▶ _Goal_
Reproduce each line of the material precisely.

-*-*-

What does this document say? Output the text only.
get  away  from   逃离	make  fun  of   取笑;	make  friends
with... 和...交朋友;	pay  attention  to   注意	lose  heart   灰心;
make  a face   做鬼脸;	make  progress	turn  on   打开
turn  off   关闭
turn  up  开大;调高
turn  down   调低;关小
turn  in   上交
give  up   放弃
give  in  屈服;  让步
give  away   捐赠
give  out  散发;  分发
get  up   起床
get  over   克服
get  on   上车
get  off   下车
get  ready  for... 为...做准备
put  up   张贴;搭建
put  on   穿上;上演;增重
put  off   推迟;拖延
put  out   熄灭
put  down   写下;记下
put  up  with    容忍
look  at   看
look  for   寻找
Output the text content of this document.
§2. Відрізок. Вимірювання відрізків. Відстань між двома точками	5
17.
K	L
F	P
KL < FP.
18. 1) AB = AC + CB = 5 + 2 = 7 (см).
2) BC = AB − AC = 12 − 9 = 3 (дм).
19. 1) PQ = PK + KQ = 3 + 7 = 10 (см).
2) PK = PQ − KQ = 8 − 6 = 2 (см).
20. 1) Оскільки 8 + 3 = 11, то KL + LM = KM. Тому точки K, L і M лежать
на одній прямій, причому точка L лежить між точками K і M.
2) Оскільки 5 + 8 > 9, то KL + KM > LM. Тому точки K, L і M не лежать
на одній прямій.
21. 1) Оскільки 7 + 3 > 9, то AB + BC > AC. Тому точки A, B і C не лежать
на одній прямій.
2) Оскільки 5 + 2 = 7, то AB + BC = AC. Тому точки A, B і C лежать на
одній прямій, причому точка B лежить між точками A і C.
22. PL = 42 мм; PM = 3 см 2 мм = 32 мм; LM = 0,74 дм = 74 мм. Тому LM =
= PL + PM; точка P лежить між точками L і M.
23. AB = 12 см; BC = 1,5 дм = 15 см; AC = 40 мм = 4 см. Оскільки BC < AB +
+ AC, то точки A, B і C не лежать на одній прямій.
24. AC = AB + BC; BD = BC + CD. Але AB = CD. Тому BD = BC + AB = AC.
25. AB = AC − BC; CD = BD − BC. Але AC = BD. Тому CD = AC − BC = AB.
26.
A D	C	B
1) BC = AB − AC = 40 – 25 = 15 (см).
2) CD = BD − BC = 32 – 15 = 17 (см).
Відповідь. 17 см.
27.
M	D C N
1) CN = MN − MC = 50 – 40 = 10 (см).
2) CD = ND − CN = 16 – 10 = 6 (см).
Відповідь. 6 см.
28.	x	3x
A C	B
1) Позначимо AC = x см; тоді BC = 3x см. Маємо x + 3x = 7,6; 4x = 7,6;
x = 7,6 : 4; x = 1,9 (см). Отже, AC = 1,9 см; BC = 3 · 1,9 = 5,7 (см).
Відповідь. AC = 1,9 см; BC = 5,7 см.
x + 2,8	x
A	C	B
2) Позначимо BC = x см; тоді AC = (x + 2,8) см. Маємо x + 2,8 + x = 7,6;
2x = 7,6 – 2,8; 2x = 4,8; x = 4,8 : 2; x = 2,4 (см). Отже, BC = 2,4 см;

-*-*-

▶ _Written solution_
What does this document say? Output the text only.
get  away  from   逃离	make  fun  of   取笑;	make  friends
with... 和...交朋友;	pay  attention  to   注意	lose  heart   灰心;
make  a face   做鬼脸;	make  progress	turn  on   打开
turn  off   关闭
turn  up  开大;调高
turn  down   调低;关小
turn  in   上交
give  up   放弃
give  in  屈服;  让步
give  away   捐赠
give  out  散发;  分发
get  up   起床
get  over   克服
get  on   上车
get  off   下车
get  ready  for... 为...做准备
put  up   张贴;搭建
put  on   穿上;上演;增重
put  off   推迟;拖延
put  out   熄灭
put  down   写下;记下
put  up  with    容忍
look  at   看
look  for   寻找
Output the text content of this document.
§2. Відрізок. Вимірювання відрізків. Відстань між двома точками	5
17.
K	L
F	P
KL < FP.
18. 1) AB = AC + CB = 5 + 2 = 7 (см).
2) BC = AB − AC = 12 − 9 = 3 (дм).
19. 1) PQ = PK + KQ = 3 + 7 = 10 (см).
2) PK = PQ − KQ = 8 − 6 = 2 (см).
20. 1) Оскільки 8 + 3 = 11, то KL + LM = KM. Тому точки K, L і M лежать
на одній прямій, причому точка L лежить між точками K і M.
2) Оскільки 5 + 8 > 9, то KL + KM > LM. Тому точки K, L і M не лежать
на одній прямій.
21. 1) Оскільки 7 + 3 > 9, то AB + BC > AC. Тому точки A, B і C не лежать
на одній прямій.
2) Оскільки 5 + 2 = 7, то AB + BC = AC. Тому точки A, B і C лежать на
одній прямій, причому точка B лежить між точками A і C.
22. PL = 42 мм; PM = 3 см 2 мм = 32 мм; LM = 0,74 дм = 74 мм. Тому LM =
= PL + PM; точка P лежить між точками L і M.
23. AB = 12 см; BC = 1,5 дм = 15 см; AC = 40 мм = 4 см. Оскільки BC < AB +
+ AC, то точки A, B і C не лежать на одній прямій.
24. AC = AB + BC; BD = BC + CD. Але AB = CD. Тому BD = BC + AB = AC.
25. AB = AC − BC; CD = BD − BC. Але AC = BD. Тому CD = AC − BC = AB.
26.
A D	C	B
1) BC = AB − AC = 40 – 25 = 15 (см).
2) CD = BD − BC = 32 – 15 = 17 (см).
Відповідь. 17 см.
27.
M	D C N
1) CN = MN − MC = 50 – 40 = 10 (см).
2) CD = ND − CN = 16 – 10 = 6 (см).
Відповідь. 6 см.
28.	x	3x
A C	B
1) Позначимо AC = x см; тоді BC = 3x см. Маємо x + 3x = 7,6; 4x = 7,6;
x = 7,6 : 4; x = 1,9 (см). Отже, AC = 1,9 см; BC = 3 · 1,9 = 5,7 (см).
Відповідь. AC = 1,9 см; BC = 5,7 см.
x + 2,8	x
A	C	B
2) Позначимо BC = x см; тоді AC = (x + 2,8) см. Маємо x + 2,8 + x = 7,6;
2x = 7,6 – 2,8; 2x = 4,8; x = 4,8 : 2; x = 2,4 (см). Отже, BC = 2,4 см;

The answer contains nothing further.